Set problem
What is the number of lines in these entries that include "других"? Write that number and no other text.
────────
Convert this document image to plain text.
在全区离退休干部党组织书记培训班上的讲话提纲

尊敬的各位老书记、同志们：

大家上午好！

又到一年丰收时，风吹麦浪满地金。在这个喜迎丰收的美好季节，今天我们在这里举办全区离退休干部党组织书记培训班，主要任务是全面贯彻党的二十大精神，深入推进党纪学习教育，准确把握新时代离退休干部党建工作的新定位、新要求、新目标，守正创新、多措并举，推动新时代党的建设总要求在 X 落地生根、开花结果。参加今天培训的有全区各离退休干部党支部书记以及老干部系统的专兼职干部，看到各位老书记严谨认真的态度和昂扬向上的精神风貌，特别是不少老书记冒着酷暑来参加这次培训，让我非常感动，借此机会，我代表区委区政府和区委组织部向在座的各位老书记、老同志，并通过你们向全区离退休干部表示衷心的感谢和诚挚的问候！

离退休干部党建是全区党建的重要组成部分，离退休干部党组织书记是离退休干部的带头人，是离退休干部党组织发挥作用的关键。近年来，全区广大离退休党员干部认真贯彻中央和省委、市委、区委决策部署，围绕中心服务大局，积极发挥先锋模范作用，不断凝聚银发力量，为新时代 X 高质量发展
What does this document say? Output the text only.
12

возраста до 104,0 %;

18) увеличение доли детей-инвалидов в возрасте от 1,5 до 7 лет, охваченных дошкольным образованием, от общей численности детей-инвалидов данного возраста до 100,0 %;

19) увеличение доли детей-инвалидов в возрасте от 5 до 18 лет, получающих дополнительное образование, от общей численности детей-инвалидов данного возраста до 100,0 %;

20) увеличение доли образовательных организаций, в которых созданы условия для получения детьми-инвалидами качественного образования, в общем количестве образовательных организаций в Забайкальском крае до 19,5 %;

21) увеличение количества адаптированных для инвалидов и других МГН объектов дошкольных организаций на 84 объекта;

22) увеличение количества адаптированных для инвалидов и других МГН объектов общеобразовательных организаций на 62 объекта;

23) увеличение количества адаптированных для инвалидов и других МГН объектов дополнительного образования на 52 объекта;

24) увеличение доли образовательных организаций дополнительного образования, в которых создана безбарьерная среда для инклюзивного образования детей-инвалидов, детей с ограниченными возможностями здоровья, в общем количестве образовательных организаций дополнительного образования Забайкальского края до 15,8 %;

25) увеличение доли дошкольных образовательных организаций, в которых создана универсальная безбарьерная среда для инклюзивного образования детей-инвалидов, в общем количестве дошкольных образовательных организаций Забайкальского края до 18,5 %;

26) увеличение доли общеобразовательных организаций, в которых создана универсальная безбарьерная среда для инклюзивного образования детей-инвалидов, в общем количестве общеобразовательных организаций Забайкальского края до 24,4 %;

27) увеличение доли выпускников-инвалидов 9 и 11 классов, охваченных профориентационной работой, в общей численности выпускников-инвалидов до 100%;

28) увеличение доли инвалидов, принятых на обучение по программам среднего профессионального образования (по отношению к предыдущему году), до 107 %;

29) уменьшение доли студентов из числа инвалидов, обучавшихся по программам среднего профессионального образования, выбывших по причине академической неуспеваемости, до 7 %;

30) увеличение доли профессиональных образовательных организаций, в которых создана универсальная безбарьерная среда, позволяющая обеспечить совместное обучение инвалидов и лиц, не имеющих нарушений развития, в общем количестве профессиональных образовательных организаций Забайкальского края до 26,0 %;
────────
Solution to the exercise
3